(Data entries for graphics)
****************

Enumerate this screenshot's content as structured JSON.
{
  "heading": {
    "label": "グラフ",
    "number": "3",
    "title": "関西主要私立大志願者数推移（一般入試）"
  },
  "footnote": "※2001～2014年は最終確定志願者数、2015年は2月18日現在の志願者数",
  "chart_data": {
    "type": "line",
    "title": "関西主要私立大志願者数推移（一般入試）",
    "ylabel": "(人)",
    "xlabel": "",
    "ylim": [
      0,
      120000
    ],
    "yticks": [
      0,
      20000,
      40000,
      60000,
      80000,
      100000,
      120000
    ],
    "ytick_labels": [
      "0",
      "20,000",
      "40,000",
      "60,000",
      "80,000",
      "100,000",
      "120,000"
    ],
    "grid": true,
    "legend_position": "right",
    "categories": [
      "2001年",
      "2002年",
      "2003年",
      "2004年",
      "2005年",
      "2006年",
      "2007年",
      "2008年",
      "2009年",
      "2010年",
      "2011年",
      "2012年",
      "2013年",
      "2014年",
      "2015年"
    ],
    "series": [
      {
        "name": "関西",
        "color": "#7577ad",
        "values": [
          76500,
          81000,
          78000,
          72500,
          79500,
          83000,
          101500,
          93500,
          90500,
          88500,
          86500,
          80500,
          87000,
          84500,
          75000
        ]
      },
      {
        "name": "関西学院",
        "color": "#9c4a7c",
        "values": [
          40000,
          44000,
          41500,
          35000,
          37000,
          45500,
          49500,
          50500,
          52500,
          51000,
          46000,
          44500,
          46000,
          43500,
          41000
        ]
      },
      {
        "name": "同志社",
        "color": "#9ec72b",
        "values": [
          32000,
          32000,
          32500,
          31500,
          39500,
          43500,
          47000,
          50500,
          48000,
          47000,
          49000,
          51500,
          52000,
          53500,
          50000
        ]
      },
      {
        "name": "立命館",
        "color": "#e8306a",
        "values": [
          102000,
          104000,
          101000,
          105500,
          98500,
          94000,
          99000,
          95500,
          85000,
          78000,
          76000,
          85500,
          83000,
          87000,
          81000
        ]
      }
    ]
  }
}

****************

> [Work to do]
Take every line from the records above that has the word "color" and copy it.

> [Exercise solution]
        "color": "#7577ad",
        "color": "#9c4a7c",
        "color": "#9ec72b",
        "color": "#e8306a",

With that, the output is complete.